**Exercise**
Select every line below containing the word "ADDINS".

(Collected data entries)
..........

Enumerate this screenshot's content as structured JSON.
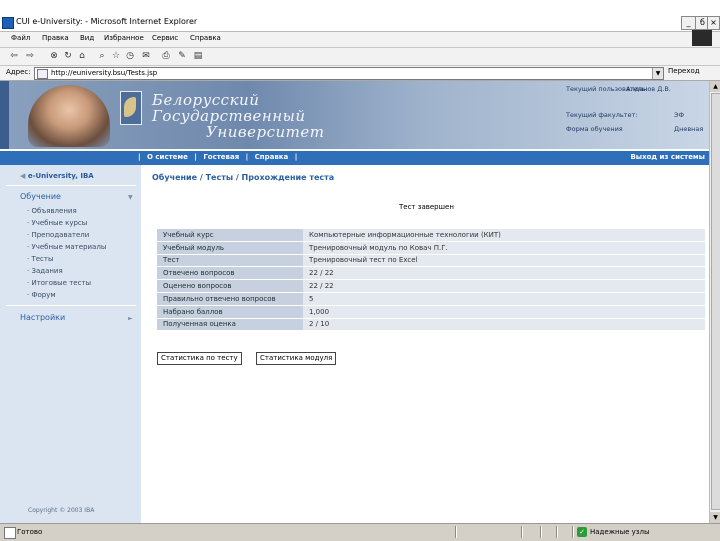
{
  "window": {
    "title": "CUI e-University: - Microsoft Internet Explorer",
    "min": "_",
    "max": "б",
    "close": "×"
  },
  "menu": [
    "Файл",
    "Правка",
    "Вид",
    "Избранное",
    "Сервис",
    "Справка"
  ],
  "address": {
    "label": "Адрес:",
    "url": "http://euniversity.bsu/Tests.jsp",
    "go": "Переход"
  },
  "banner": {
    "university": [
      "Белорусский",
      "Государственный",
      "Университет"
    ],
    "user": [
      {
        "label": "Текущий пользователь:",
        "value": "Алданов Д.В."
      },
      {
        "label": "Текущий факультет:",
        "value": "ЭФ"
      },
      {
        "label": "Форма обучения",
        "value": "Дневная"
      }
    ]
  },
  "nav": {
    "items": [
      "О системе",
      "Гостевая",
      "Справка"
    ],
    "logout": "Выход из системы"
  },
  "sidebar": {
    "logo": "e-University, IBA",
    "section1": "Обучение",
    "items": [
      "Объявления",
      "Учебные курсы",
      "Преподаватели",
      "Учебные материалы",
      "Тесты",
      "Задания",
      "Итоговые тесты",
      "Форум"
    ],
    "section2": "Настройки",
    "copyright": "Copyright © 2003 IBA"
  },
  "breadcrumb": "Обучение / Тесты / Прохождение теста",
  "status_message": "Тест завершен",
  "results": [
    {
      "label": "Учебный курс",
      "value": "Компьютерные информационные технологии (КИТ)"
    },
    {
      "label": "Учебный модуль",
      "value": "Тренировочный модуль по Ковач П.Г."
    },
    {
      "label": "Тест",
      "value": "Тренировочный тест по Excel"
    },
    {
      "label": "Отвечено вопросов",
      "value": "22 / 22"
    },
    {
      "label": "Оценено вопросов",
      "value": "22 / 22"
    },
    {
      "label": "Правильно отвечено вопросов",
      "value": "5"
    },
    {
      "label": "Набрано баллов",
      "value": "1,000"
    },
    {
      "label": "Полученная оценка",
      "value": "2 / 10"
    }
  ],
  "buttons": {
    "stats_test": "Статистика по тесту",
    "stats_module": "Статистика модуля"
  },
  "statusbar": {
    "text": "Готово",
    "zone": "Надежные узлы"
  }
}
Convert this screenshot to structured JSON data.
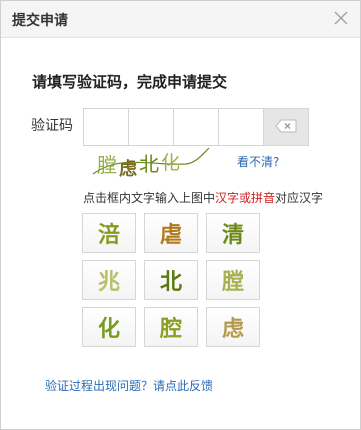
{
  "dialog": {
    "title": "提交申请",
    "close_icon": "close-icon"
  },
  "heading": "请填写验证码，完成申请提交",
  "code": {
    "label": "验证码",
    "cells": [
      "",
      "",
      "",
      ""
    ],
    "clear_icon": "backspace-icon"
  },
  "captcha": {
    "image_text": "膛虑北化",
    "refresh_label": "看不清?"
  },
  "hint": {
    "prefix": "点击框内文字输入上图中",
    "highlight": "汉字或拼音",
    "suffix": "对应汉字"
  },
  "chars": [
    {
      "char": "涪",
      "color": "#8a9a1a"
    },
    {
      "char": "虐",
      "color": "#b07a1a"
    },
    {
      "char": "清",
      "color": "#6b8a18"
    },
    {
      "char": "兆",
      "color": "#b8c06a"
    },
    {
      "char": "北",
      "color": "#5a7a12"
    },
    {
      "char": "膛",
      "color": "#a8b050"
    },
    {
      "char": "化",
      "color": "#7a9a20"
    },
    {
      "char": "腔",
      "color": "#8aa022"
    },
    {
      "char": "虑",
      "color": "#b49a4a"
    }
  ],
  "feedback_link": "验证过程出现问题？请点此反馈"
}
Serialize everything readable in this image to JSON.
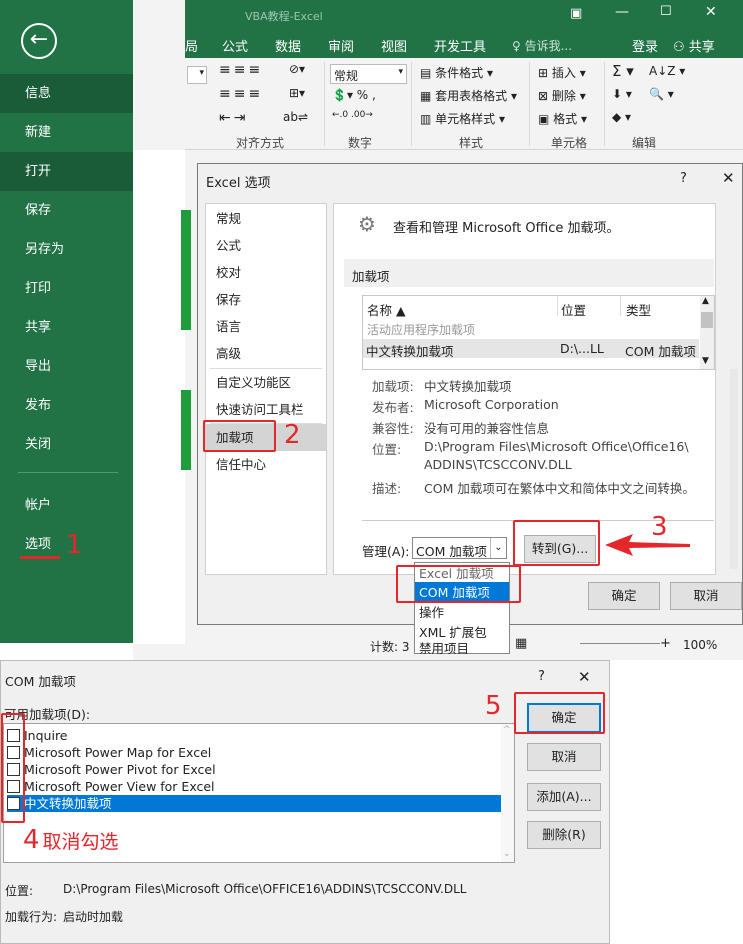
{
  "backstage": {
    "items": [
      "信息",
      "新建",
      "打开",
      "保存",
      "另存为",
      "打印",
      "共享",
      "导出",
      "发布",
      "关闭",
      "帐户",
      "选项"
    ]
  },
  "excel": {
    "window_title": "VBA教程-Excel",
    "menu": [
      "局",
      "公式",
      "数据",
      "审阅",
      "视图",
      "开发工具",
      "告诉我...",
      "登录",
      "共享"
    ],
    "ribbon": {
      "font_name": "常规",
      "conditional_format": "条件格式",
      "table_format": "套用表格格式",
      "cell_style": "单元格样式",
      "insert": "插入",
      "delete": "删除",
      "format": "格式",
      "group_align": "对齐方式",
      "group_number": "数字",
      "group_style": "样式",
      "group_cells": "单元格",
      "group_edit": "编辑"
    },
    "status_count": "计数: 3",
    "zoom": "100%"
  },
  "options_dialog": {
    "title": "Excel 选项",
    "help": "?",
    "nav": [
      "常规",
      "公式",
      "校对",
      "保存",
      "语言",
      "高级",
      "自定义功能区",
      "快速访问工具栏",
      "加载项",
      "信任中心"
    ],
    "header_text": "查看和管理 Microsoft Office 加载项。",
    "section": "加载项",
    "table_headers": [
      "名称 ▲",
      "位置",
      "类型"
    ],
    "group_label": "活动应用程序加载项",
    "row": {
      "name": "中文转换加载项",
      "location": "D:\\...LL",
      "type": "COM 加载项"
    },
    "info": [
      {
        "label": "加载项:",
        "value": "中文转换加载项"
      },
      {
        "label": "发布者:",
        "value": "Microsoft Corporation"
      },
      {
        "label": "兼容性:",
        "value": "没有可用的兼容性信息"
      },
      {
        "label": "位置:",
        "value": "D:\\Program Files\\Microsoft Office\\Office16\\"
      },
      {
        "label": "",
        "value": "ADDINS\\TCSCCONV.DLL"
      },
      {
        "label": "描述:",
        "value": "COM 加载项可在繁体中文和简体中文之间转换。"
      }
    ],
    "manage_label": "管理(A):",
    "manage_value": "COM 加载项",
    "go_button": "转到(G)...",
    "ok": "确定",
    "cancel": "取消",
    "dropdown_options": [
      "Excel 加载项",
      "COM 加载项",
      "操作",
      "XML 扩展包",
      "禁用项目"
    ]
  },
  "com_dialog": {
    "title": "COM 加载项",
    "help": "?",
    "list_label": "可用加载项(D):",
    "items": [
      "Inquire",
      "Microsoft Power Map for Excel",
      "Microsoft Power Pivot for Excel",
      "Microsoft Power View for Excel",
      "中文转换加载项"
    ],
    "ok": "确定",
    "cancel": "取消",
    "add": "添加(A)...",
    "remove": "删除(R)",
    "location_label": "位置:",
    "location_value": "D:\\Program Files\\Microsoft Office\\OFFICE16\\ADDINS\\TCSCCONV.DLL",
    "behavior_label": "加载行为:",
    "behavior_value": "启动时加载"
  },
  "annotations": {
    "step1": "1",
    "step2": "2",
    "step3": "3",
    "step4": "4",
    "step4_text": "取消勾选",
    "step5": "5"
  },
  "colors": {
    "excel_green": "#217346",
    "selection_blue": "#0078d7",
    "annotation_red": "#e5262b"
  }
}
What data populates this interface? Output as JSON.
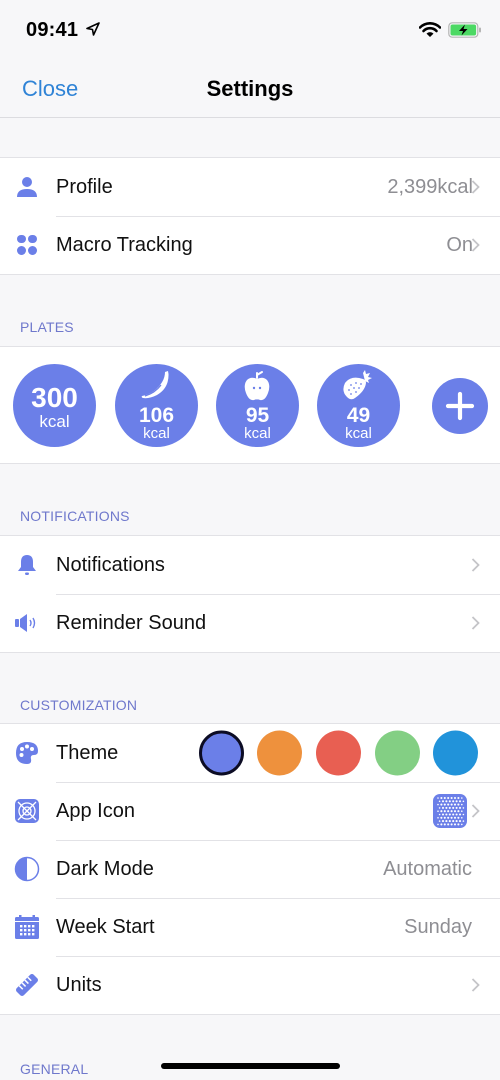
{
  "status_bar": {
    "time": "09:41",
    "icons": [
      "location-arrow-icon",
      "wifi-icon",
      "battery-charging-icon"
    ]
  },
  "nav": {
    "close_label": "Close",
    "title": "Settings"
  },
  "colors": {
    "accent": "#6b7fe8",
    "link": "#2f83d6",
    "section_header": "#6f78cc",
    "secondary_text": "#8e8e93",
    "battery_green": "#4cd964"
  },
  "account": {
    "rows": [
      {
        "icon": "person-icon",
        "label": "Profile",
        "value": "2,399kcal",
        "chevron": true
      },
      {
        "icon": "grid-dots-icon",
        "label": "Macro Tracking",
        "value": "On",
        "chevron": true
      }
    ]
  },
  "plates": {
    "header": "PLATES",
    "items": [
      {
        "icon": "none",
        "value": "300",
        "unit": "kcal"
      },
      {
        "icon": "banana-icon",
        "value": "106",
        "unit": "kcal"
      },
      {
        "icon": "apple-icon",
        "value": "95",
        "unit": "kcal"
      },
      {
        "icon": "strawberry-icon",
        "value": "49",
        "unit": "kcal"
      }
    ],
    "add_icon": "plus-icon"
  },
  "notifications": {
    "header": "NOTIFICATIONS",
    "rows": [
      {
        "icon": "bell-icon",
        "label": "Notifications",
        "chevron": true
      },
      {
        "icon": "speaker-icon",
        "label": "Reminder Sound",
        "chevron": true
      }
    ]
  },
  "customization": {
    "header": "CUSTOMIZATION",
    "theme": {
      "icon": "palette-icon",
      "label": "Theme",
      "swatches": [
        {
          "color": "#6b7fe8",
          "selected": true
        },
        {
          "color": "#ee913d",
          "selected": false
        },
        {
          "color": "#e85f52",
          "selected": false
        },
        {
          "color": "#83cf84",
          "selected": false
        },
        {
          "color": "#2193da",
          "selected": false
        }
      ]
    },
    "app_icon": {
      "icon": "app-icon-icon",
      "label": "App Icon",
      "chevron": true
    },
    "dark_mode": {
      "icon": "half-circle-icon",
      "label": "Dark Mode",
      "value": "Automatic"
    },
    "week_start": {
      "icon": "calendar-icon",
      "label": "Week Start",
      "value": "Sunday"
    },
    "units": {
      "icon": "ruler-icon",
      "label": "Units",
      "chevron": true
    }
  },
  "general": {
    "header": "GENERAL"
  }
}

..........

**The response**
        "value": "ADDINS\\TCSCCONV.DLL"
    "location_value": "D:\\Program Files\\Microsoft Office\\OFFICE16\\ADDINS\\TCSCCONV.DLL",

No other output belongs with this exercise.